_Set problem_
Find out how many lines of the material contain the string "color" and give only that figure.

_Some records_

· · · · ·

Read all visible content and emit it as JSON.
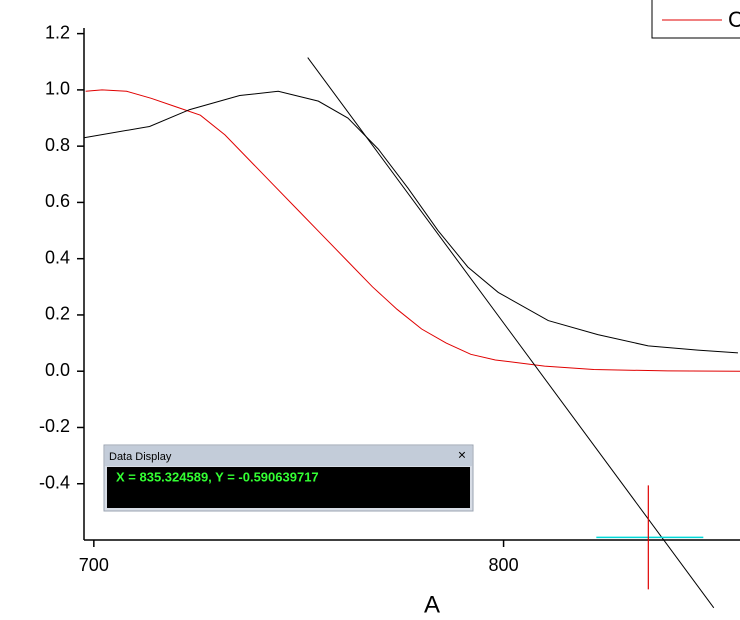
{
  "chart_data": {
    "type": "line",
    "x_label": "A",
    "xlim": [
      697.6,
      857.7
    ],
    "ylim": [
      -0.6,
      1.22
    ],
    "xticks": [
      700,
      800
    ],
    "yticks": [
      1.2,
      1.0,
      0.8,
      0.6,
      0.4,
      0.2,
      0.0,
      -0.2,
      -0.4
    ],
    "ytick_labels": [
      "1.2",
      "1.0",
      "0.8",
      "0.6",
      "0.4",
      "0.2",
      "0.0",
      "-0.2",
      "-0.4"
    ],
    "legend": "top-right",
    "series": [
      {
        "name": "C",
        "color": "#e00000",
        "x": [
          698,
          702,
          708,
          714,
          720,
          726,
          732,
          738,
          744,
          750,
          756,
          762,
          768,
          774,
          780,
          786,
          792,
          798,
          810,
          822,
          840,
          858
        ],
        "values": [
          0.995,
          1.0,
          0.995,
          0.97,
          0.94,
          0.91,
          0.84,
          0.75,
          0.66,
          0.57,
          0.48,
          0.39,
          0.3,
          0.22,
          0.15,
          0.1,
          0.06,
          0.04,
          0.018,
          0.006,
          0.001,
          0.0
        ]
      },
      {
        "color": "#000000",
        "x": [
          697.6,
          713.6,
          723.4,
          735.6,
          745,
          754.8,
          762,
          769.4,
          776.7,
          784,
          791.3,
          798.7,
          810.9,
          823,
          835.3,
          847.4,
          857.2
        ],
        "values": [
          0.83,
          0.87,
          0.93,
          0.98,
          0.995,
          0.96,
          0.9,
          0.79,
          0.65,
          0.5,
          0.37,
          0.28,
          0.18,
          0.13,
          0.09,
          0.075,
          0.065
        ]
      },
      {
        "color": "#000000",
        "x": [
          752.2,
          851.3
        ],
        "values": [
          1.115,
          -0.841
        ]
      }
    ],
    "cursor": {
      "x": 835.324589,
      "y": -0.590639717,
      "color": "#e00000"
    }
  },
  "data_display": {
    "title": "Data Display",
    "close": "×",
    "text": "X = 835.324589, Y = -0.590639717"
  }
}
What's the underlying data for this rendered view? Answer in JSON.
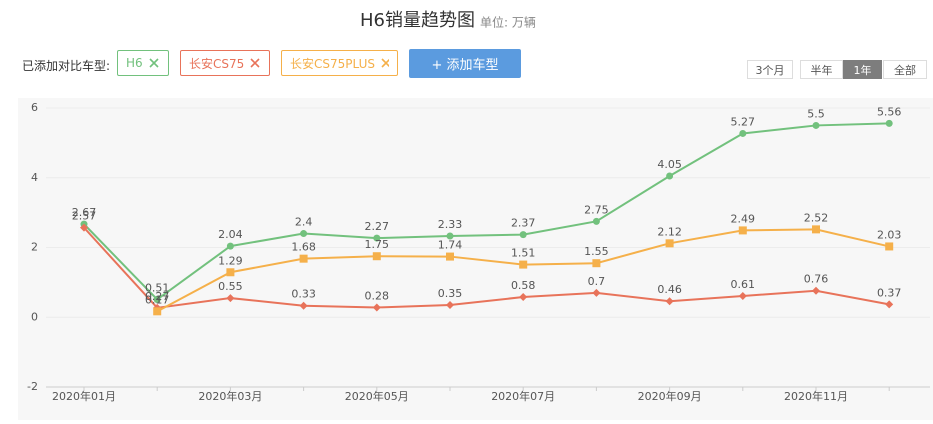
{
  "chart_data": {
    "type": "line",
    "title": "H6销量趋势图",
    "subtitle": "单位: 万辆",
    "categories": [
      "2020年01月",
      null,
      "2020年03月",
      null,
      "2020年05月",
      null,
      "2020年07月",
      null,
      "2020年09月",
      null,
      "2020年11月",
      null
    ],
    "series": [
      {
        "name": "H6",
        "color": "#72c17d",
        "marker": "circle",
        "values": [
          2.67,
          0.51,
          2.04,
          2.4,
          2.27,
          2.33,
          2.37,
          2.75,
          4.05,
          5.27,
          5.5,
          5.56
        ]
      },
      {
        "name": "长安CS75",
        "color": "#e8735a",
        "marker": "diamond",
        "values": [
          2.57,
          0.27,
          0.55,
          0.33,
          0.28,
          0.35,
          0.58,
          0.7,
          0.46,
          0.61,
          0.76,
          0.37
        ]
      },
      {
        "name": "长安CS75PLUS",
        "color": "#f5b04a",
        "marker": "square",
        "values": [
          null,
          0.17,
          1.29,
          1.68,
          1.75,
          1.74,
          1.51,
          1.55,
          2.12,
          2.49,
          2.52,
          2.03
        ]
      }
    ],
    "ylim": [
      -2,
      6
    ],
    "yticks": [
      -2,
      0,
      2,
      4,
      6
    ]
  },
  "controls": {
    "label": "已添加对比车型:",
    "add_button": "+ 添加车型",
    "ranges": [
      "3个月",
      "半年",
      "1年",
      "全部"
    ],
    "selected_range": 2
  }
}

· · · · ·

_Task result_
7